* Instructions for the task
Quote every line of the material beneath this one.

* Data entries
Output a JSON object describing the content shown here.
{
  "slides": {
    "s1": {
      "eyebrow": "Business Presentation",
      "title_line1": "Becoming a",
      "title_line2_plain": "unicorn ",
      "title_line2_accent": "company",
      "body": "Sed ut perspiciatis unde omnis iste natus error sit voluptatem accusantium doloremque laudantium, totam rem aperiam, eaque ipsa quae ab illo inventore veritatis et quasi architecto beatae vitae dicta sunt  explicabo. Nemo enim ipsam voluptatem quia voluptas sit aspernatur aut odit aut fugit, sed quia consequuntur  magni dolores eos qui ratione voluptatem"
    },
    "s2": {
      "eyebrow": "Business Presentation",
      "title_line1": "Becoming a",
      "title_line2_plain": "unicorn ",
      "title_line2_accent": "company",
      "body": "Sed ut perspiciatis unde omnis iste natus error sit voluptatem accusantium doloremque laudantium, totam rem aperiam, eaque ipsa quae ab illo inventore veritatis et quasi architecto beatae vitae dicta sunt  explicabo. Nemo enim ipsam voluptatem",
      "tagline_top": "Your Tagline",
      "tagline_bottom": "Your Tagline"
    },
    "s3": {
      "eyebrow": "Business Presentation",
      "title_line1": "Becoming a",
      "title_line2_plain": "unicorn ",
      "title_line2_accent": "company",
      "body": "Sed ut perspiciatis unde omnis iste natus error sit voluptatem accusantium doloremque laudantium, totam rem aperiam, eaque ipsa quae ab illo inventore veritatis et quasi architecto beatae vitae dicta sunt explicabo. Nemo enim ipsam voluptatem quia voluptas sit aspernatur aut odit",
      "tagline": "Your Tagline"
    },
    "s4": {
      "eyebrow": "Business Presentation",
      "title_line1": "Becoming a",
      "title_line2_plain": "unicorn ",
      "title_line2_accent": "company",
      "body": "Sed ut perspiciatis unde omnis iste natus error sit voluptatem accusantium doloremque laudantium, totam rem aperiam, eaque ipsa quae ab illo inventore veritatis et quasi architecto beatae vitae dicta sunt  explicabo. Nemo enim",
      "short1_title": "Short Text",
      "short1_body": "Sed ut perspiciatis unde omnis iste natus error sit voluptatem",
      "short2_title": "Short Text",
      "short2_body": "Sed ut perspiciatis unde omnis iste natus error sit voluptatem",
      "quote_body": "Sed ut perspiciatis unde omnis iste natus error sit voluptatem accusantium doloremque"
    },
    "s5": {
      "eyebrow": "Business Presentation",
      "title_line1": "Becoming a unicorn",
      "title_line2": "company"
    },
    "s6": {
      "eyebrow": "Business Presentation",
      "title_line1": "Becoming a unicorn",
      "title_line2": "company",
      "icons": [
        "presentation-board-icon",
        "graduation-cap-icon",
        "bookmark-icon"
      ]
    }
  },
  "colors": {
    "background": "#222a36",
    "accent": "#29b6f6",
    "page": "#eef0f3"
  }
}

* Problem solution
Output a JSON object describing the content shown here.
{
  "slides": {
    "s1": {
      "eyebrow": "Business Presentation",
      "title_line1": "Becoming a",
      "title_line2_plain": "unicorn ",
      "title_line2_accent": "company",
      "body": "Sed ut perspiciatis unde omnis iste natus error sit voluptatem accusantium doloremque laudantium, totam rem aperiam, eaque ipsa quae ab illo inventore veritatis et quasi architecto beatae vitae dicta sunt  explicabo. Nemo enim ipsam voluptatem quia voluptas sit aspernatur aut odit aut fugit, sed quia consequuntur  magni dolores eos qui ratione voluptatem"
    },
    "s2": {
      "eyebrow": "Business Presentation",
      "title_line1": "Becoming a",
      "title_line2_plain": "unicorn ",
      "title_line2_accent": "company",
      "body": "Sed ut perspiciatis unde omnis iste natus error sit voluptatem accusantium doloremque laudantium, totam rem aperiam, eaque ipsa quae ab illo inventore veritatis et quasi architecto beatae vitae dicta sunt  explicabo. Nemo enim ipsam voluptatem",
      "tagline_top": "Your Tagline",
      "tagline_bottom": "Your Tagline"
    },
    "s3": {
      "eyebrow": "Business Presentation",
      "title_line1": "Becoming a",
      "title_line2_plain": "unicorn ",
      "title_line2_accent": "company",
      "body": "Sed ut perspiciatis unde omnis iste natus error sit voluptatem accusantium doloremque laudantium, totam rem aperiam, eaque ipsa quae ab illo inventore veritatis et quasi architecto beatae vitae dicta sunt explicabo. Nemo enim ipsam voluptatem quia voluptas sit aspernatur aut odit",
      "tagline": "Your Tagline"
    },
    "s4": {
      "eyebrow": "Business Presentation",
      "title_line1": "Becoming a",
      "title_line2_plain": "unicorn ",
      "title_line2_accent": "company",
      "body": "Sed ut perspiciatis unde omnis iste natus error sit voluptatem accusantium doloremque laudantium, totam rem aperiam, eaque ipsa quae ab illo inventore veritatis et quasi architecto beatae vitae dicta sunt  explicabo. Nemo enim",
      "short1_title": "Short Text",
      "short1_body": "Sed ut perspiciatis unde omnis iste natus error sit voluptatem",
      "short2_title": "Short Text",
      "short2_body": "Sed ut perspiciatis unde omnis iste natus error sit voluptatem",
      "quote_body": "Sed ut perspiciatis unde omnis iste natus error sit voluptatem accusantium doloremque"
    },
    "s5": {
      "eyebrow": "Business Presentation",
      "title_line1": "Becoming a unicorn",
      "title_line2": "company"
    },
    "s6": {
      "eyebrow": "Business Presentation",
      "title_line1": "Becoming a unicorn",
      "title_line2": "company",
      "icons": [
        "presentation-board-icon",
        "graduation-cap-icon",
        "bookmark-icon"
      ]
    }
  },
  "colors": {
    "background": "#222a36",
    "accent": "#29b6f6",
    "page": "#eef0f3"
  }
}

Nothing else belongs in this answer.